Extracted records

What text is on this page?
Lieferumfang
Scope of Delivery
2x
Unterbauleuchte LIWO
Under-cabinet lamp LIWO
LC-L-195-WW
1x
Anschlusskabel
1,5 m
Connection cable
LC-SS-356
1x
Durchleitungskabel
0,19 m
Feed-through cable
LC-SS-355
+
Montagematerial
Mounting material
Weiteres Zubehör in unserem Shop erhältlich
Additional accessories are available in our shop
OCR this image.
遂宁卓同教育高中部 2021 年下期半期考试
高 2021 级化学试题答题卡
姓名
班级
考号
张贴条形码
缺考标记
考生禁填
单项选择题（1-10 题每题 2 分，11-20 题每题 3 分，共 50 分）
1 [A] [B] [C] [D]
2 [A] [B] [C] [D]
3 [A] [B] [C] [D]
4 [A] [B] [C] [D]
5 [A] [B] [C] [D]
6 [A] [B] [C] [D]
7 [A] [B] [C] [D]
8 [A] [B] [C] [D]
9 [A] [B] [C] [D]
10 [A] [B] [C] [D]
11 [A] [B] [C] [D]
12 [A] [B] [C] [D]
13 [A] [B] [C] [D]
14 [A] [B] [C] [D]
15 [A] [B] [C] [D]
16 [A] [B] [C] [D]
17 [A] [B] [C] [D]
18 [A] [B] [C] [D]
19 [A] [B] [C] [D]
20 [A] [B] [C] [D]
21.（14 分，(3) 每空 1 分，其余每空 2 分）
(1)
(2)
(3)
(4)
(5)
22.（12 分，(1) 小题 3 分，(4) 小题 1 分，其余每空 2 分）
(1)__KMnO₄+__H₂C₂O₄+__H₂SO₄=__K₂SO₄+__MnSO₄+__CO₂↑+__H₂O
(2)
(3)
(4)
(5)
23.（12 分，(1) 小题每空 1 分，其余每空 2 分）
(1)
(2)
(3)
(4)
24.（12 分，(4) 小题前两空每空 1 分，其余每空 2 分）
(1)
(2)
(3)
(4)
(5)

** Job **
Every line above should be retyped exactly as given.

** Exercise solution **
What text is on this page?
Lieferumfang
Scope of Delivery
2x
Unterbauleuchte LIWO
Under-cabinet lamp LIWO
LC-L-195-WW
1x
Anschlusskabel
1,5 m
Connection cable
LC-SS-356
1x
Durchleitungskabel
0,19 m
Feed-through cable
LC-SS-355
+
Montagematerial
Mounting material
Weiteres Zubehör in unserem Shop erhältlich
Additional accessories are available in our shop
OCR this image.
遂宁卓同教育高中部 2021 年下期半期考试
高 2021 级化学试题答题卡
姓名
班级
考号
张贴条形码
缺考标记
考生禁填
单项选择题（1-10 题每题 2 分，11-20 题每题 3 分，共 50 分）
1 [A] [B] [C] [D]
2 [A] [B] [C] [D]
3 [A] [B] [C] [D]
4 [A] [B] [C] [D]
5 [A] [B] [C] [D]
6 [A] [B] [C] [D]
7 [A] [B] [C] [D]
8 [A] [B] [C] [D]
9 [A] [B] [C] [D]
10 [A] [B] [C] [D]
11 [A] [B] [C] [D]
12 [A] [B] [C] [D]
13 [A] [B] [C] [D]
14 [A] [B] [C] [D]
15 [A] [B] [C] [D]
16 [A] [B] [C] [D]
17 [A] [B] [C] [D]
18 [A] [B] [C] [D]
19 [A] [B] [C] [D]
20 [A] [B] [C] [D]
21.（14 分，(3) 每空 1 分，其余每空 2 分）
(1)
(2)
(3)
(4)
(5)
22.（12 分，(1) 小题 3 分，(4) 小题 1 分，其余每空 2 分）
(1)__KMnO₄+__H₂C₂O₄+__H₂SO₄=__K₂SO₄+__MnSO₄+__CO₂↑+__H₂O
(2)
(3)
(4)
(5)
23.（12 分，(1) 小题每空 1 分，其余每空 2 分）
(1)
(2)
(3)
(4)
24.（12 分，(4) 小题前两空每空 1 分，其余每空 2 分）
(1)
(2)
(3)
(4)
(5)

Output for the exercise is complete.